DATA LISTING —
-- -- --

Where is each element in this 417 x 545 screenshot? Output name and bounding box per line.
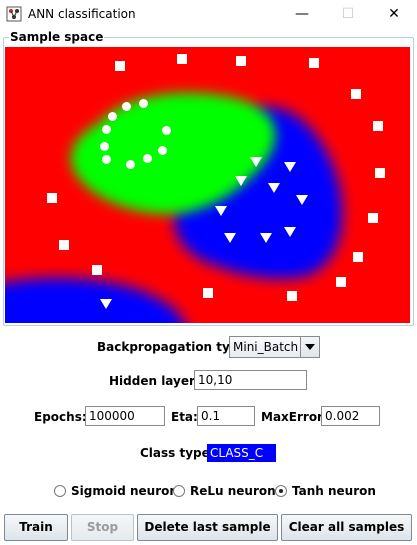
delete-last-sample-button[interactable]: Delete last sample [137,514,278,541]
hidden-layers-input[interactable]: 10,10 [194,370,307,390]
close-icon: ✕ [388,6,400,22]
triangle-sample [284,162,296,172]
circle-sample [126,160,135,169]
max-error-input[interactable]: 0.002 [321,406,380,426]
radio-circle [54,485,66,497]
decision-map [5,92,343,323]
square-sample [368,213,378,223]
clear-all-samples-button[interactable]: Clear all samples [281,514,412,541]
tanh-neuron-radio[interactable]: Tanh neuron [275,483,376,499]
radio-selected-dot [279,489,283,493]
square-sample [336,277,346,287]
sample-space-canvas[interactable] [5,47,410,323]
circle-sample [108,112,117,121]
app-icon [6,6,22,22]
square-sample [373,121,383,131]
triangle-sample [268,183,280,193]
chevron-down-icon[interactable] [300,337,319,357]
circle-sample [162,126,171,135]
square-sample [115,61,125,71]
backprop-label: Backpropagation type: [97,340,252,354]
square-sample [236,56,246,66]
triangle-sample [100,299,112,309]
sigmoid-neuron-label: Sigmoid neuron [71,484,178,498]
eta-label: Eta: [171,410,198,424]
epochs-label: Epochs: [34,410,87,424]
triangle-sample [224,233,236,243]
circle-sample [139,99,148,108]
square-sample [47,193,57,203]
radio-circle-selected [275,485,287,497]
backprop-type-value: Mini_Batch [233,340,299,354]
circle-sample [158,146,167,155]
square-sample [309,58,319,68]
window-title: ANN classification [28,7,136,21]
square-sample [351,89,361,99]
square-sample [375,168,385,178]
class-b-region-bottom [5,277,185,323]
class-type-selector[interactable]: CLASS_C [207,444,276,462]
minimize-icon: — [295,6,309,22]
radio-circle [173,485,185,497]
class-b-region-right [174,107,343,279]
sample-space-panel [3,37,414,326]
triangle-sample [284,227,296,237]
triangle-sample [215,206,227,216]
sigmoid-neuron-radio[interactable]: Sigmoid neuron [54,483,178,499]
circle-sample [122,102,131,111]
relu-neuron-label: ReLu neuron [190,484,276,498]
square-sample [177,54,187,64]
backprop-type-select[interactable]: Mini_Batch [229,336,320,358]
maximize-icon: ☐ [341,6,355,22]
class-a-region [71,92,276,215]
square-sample [287,291,297,301]
square-sample [59,240,69,250]
sample-space-title: Sample space [9,30,105,44]
triangle-sample [235,176,247,186]
hidden-layers-label: Hidden layers: [109,374,207,388]
square-sample [203,288,213,298]
stop-button[interactable]: Stop [71,514,134,541]
relu-neuron-radio[interactable]: ReLu neuron [173,483,276,499]
circle-sample [100,142,109,151]
circle-sample [143,154,152,163]
triangle-sample [260,233,272,243]
maximize-button[interactable]: ☐ [325,0,371,29]
close-button[interactable]: ✕ [371,0,417,29]
square-sample [92,265,102,275]
train-button[interactable]: Train [4,514,68,541]
tanh-neuron-label: Tanh neuron [292,484,376,498]
max-error-label: MaxError: [261,410,328,424]
square-sample [353,252,363,262]
circle-sample [102,125,111,134]
circle-sample [102,155,111,164]
class-type-label: Class type: [140,446,215,460]
eta-input[interactable]: 0.1 [197,406,255,426]
title-bar: ANN classification — ☐ ✕ [0,0,417,29]
triangle-sample [296,195,308,205]
triangle-sample [250,157,262,167]
minimize-button[interactable]: — [279,0,325,29]
epochs-input[interactable]: 100000 [85,406,165,426]
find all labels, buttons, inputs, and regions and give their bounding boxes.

-- -- --

GIVEN TASK —
Reproduce the rows above with every "square-sample" swapped for "square-point" and nothing else changed. Leave the pictures out.

TASK RESULT —
Where is each element in this 417 x 545 screenshot? Output name and bounding box per line.
delete-last-sample-button[interactable]: Delete last sample [137,514,278,541]
hidden-layers-input[interactable]: 10,10 [194,370,307,390]
close-icon: ✕ [388,6,400,22]
triangle-sample [284,162,296,172]
circle-sample [126,160,135,169]
max-error-input[interactable]: 0.002 [321,406,380,426]
radio-circle [54,485,66,497]
decision-map [5,92,343,323]
square-point [368,213,378,223]
clear-all-samples-button[interactable]: Clear all samples [281,514,412,541]
tanh-neuron-radio[interactable]: Tanh neuron [275,483,376,499]
radio-selected-dot [279,489,283,493]
square-point [336,277,346,287]
sample-space-canvas[interactable] [5,47,410,323]
circle-sample [108,112,117,121]
app-icon [6,6,22,22]
square-point [373,121,383,131]
triangle-sample [268,183,280,193]
chevron-down-icon[interactable] [300,337,319,357]
circle-sample [162,126,171,135]
square-point [115,61,125,71]
backprop-label: Backpropagation type: [97,340,252,354]
square-point [236,56,246,66]
triangle-sample [100,299,112,309]
sigmoid-neuron-label: Sigmoid neuron [71,484,178,498]
eta-label: Eta: [171,410,198,424]
epochs-label: Epochs: [34,410,87,424]
triangle-sample [224,233,236,243]
circle-sample [139,99,148,108]
square-point [47,193,57,203]
radio-circle-selected [275,485,287,497]
backprop-type-value: Mini_Batch [233,340,299,354]
circle-sample [158,146,167,155]
square-point [309,58,319,68]
window-title: ANN classification [28,7,136,21]
square-point [351,89,361,99]
square-point [375,168,385,178]
class-b-region-bottom [5,277,185,323]
class-type-selector[interactable]: CLASS_C [207,444,276,462]
minimize-icon: — [295,6,309,22]
radio-circle [173,485,185,497]
class-b-region-right [174,107,343,279]
sample-space-panel [3,37,414,326]
triangle-sample [284,227,296,237]
triangle-sample [215,206,227,216]
sigmoid-neuron-radio[interactable]: Sigmoid neuron [54,483,178,499]
circle-sample [122,102,131,111]
relu-neuron-label: ReLu neuron [190,484,276,498]
square-point [177,54,187,64]
backprop-type-select[interactable]: Mini_Batch [229,336,320,358]
maximize-icon: ☐ [341,6,355,22]
class-a-region [71,92,276,215]
square-point [287,291,297,301]
square-point [59,240,69,250]
sample-space-title: Sample space [9,30,105,44]
triangle-sample [235,176,247,186]
hidden-layers-label: Hidden layers: [109,374,207,388]
square-point [203,288,213,298]
stop-button[interactable]: Stop [71,514,134,541]
relu-neuron-radio[interactable]: ReLu neuron [173,483,276,499]
circle-sample [100,142,109,151]
circle-sample [143,154,152,163]
triangle-sample [260,233,272,243]
maximize-button[interactable]: ☐ [325,0,371,29]
close-button[interactable]: ✕ [371,0,417,29]
square-point [92,265,102,275]
train-button[interactable]: Train [4,514,68,541]
tanh-neuron-label: Tanh neuron [292,484,376,498]
max-error-label: MaxError: [261,410,328,424]
square-point [353,252,363,262]
circle-sample [102,125,111,134]
circle-sample [102,155,111,164]
class-type-label: Class type: [140,446,215,460]
eta-input[interactable]: 0.1 [197,406,255,426]
title-bar: ANN classification — ☐ ✕ [0,0,417,29]
triangle-sample [296,195,308,205]
triangle-sample [250,157,262,167]
minimize-button[interactable]: — [279,0,325,29]
epochs-input[interactable]: 100000 [85,406,165,426]
find all labels, buttons, inputs, and regions and give their bounding boxes.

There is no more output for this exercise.